+++ Record extracts +++

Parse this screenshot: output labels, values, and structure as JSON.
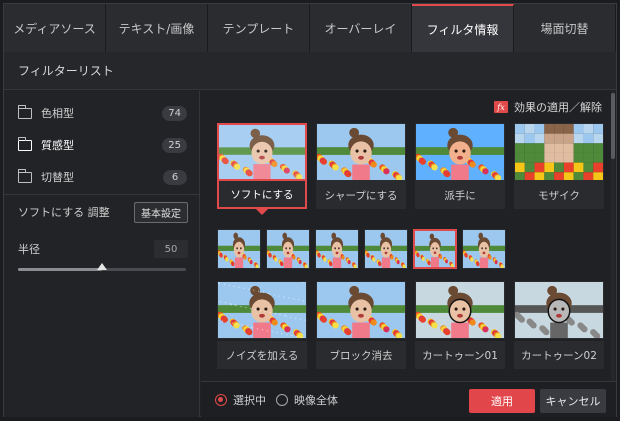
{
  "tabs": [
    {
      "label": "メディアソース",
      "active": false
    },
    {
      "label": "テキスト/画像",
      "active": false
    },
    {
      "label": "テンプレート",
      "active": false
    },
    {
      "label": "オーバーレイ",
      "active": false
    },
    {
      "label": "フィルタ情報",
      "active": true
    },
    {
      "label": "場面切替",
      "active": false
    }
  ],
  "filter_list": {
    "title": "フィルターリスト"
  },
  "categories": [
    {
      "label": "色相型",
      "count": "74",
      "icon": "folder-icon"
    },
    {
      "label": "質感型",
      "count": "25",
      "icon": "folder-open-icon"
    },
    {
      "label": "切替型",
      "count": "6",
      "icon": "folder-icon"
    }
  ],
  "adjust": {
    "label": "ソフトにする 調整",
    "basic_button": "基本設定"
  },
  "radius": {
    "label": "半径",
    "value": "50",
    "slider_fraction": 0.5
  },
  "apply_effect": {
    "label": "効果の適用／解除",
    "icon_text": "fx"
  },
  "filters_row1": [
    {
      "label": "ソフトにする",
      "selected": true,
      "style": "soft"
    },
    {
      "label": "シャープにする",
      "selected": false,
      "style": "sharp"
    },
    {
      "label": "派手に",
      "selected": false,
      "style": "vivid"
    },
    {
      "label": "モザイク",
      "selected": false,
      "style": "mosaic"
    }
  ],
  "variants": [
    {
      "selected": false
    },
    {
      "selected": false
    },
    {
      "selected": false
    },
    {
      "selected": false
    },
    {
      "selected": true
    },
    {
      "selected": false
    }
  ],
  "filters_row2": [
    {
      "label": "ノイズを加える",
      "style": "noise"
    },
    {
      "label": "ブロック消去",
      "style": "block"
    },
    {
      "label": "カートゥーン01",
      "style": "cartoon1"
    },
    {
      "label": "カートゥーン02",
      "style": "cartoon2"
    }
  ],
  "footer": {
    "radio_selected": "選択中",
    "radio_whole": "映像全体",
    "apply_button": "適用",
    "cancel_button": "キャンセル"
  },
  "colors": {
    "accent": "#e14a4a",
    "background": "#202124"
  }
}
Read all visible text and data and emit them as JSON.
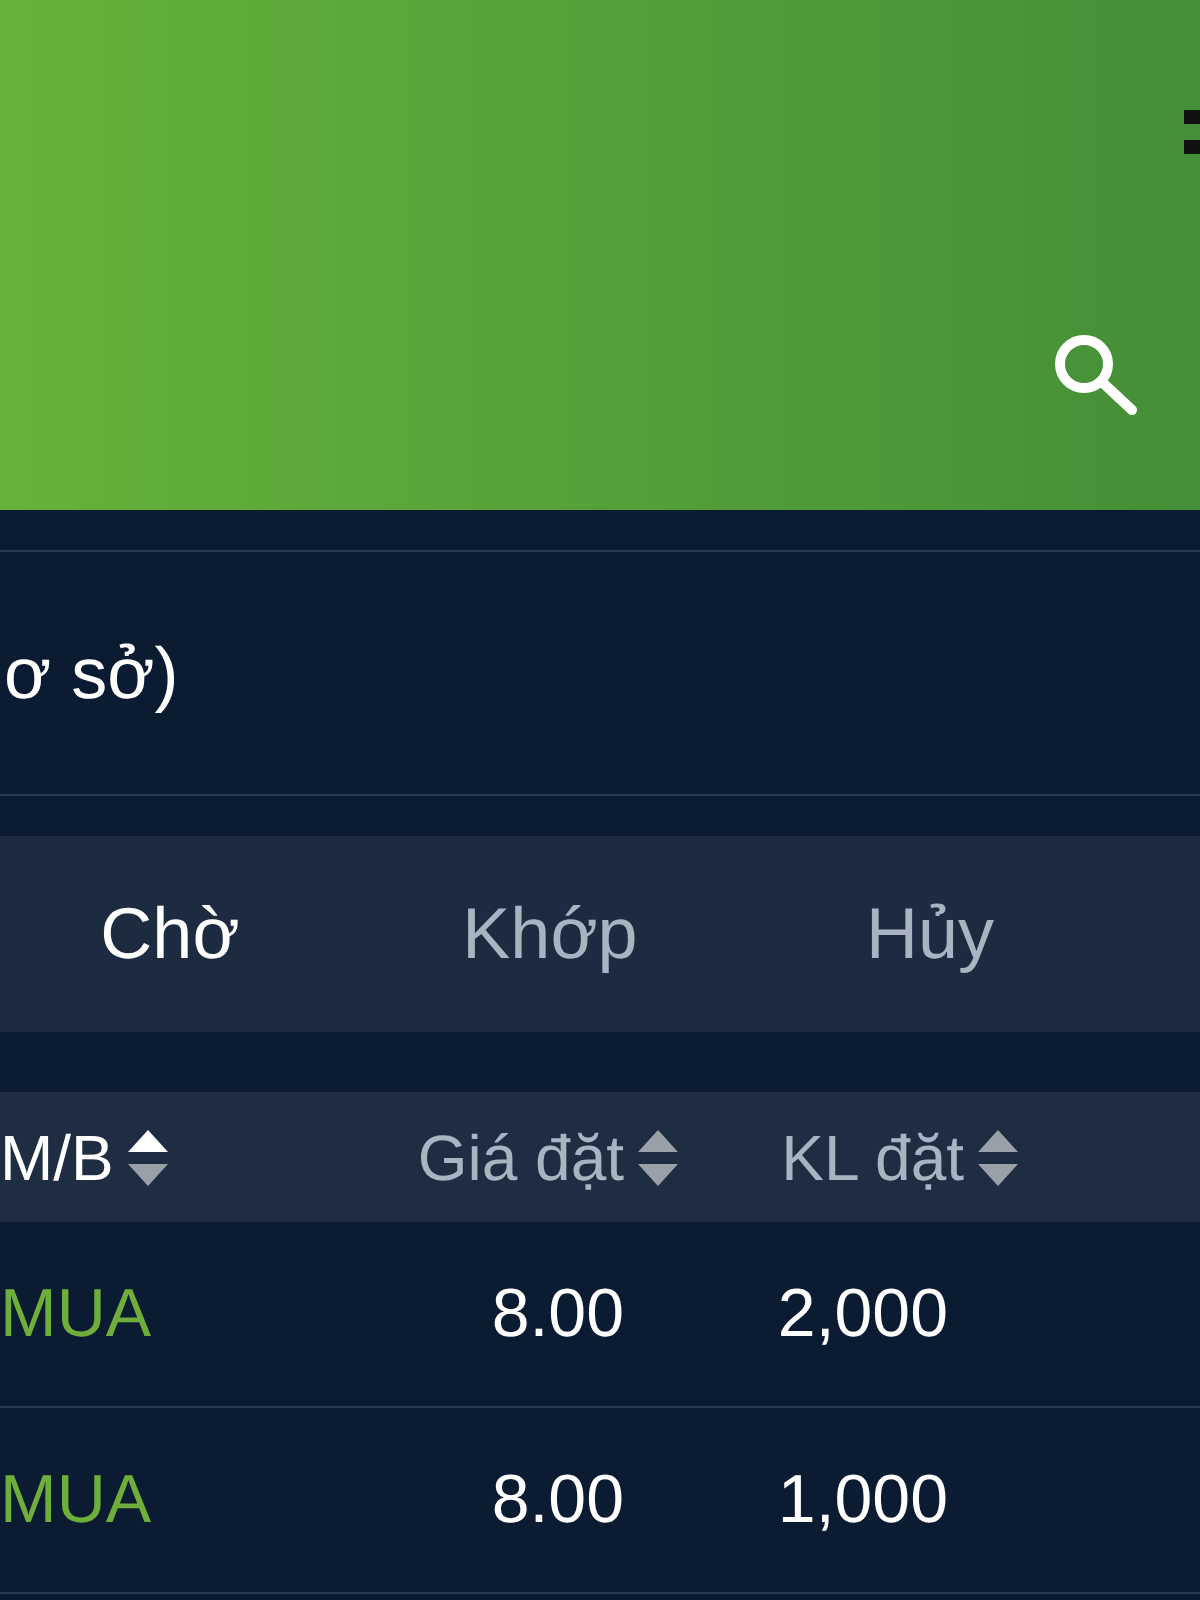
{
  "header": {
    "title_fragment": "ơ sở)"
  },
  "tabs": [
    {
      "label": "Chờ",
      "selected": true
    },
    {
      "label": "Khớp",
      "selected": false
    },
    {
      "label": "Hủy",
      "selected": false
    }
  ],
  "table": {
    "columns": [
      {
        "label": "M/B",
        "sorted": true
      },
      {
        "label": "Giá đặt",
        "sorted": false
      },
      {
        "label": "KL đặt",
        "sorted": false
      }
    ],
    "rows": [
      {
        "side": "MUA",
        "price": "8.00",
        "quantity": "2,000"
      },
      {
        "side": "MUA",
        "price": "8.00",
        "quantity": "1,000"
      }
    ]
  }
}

+++

§ Task instructions
Take every line from the data above that holds "style" and copy it out.

§ Right answer
      "style": "soft"
      "style": "sharp"
      "style": "vivid"
      "style": "mosaic"
      "style": "noise"
      "style": "block"
      "style": "cartoon1"
      "style": "cartoon2"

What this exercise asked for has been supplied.